Tally every line of the listing where the string "text" is found, and state the total alone.
■ ■ ■ ■
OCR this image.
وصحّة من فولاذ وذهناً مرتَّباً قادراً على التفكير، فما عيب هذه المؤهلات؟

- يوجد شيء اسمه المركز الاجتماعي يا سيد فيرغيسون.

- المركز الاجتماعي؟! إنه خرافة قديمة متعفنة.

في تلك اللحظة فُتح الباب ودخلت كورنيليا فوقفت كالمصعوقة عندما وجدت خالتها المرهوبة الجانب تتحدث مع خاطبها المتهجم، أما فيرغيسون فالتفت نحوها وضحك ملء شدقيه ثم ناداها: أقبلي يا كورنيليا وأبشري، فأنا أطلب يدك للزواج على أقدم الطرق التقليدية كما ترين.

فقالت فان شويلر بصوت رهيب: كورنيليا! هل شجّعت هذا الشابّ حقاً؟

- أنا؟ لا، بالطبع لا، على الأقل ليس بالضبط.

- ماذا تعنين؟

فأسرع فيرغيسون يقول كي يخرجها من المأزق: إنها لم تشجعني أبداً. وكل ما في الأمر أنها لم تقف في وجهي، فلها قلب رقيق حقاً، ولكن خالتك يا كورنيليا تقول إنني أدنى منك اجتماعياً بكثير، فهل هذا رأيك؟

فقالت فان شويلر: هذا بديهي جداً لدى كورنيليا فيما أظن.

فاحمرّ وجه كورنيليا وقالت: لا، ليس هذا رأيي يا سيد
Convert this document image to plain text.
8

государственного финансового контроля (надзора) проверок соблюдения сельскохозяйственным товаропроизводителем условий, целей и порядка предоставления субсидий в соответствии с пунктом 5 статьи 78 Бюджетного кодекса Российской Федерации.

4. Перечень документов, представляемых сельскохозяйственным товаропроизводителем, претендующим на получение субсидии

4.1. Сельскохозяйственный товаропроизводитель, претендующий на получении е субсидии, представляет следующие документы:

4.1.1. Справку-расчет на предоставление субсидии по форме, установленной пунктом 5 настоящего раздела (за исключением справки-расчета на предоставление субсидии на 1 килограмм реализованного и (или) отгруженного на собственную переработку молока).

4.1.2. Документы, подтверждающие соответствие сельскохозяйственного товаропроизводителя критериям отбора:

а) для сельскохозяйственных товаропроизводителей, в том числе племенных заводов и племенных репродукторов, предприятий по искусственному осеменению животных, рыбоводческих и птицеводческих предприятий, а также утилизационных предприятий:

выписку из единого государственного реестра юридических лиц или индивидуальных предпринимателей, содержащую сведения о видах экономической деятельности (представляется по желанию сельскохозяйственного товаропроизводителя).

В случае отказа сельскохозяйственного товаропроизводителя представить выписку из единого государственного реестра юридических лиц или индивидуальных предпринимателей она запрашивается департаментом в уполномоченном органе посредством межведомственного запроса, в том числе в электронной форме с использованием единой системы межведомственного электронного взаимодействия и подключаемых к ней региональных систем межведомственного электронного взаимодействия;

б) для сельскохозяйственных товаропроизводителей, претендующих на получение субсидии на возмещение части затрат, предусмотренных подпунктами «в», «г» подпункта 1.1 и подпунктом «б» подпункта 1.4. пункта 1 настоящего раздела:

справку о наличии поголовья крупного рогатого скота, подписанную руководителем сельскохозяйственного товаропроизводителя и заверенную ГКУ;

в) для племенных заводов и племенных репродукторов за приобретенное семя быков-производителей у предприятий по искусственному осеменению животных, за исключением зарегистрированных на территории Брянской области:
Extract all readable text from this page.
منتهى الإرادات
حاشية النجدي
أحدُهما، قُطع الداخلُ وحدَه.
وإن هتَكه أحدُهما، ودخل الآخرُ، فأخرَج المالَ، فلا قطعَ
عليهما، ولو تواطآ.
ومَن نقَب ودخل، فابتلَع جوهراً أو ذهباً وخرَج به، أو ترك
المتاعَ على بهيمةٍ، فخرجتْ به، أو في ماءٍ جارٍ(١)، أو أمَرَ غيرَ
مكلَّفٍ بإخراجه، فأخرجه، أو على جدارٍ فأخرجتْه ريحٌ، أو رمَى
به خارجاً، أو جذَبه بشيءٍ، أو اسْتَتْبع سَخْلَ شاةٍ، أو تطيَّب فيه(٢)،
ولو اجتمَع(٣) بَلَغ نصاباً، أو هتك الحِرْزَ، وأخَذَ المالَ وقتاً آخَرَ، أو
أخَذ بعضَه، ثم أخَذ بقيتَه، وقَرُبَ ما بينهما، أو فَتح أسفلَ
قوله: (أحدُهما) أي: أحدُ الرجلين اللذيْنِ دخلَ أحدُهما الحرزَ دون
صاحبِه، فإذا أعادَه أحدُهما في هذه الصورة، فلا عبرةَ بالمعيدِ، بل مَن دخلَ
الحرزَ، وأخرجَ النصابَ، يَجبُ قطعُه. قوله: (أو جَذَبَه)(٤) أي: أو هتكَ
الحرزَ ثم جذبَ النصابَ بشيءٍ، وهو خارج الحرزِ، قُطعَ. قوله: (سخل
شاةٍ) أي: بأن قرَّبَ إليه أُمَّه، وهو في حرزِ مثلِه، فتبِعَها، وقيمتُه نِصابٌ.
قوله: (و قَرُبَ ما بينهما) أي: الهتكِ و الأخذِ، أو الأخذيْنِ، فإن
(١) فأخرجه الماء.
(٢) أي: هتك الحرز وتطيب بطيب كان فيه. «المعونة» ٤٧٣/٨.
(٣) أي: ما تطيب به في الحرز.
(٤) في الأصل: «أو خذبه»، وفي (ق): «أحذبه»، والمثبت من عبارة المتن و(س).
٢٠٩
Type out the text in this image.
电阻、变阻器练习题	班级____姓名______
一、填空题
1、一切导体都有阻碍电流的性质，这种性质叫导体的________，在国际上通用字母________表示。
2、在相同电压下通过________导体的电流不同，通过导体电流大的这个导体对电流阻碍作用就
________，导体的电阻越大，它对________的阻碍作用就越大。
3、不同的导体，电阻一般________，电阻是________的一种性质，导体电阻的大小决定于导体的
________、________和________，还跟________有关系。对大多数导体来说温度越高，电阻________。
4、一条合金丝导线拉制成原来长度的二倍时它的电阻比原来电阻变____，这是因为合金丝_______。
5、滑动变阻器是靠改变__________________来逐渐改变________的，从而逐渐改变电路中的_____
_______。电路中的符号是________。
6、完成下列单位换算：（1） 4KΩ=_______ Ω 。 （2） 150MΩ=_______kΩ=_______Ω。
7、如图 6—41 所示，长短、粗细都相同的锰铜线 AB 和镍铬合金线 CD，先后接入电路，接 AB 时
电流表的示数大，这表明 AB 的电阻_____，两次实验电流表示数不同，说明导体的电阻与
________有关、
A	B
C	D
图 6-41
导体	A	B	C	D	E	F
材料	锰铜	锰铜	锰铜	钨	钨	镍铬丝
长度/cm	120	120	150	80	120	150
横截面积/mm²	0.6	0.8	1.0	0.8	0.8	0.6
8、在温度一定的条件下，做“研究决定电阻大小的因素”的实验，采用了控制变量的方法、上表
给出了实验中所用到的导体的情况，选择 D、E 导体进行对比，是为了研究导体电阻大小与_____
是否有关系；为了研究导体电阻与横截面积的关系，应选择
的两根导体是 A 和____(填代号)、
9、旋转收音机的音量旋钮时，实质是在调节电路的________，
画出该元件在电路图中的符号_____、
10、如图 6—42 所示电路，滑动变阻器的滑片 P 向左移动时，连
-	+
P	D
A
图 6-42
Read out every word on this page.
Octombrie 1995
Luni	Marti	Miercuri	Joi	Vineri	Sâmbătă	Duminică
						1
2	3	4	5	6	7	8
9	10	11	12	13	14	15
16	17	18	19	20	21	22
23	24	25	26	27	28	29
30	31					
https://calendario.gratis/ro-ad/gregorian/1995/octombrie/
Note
■ ■ ■ ■
§ SOLVED PROBLEM: 3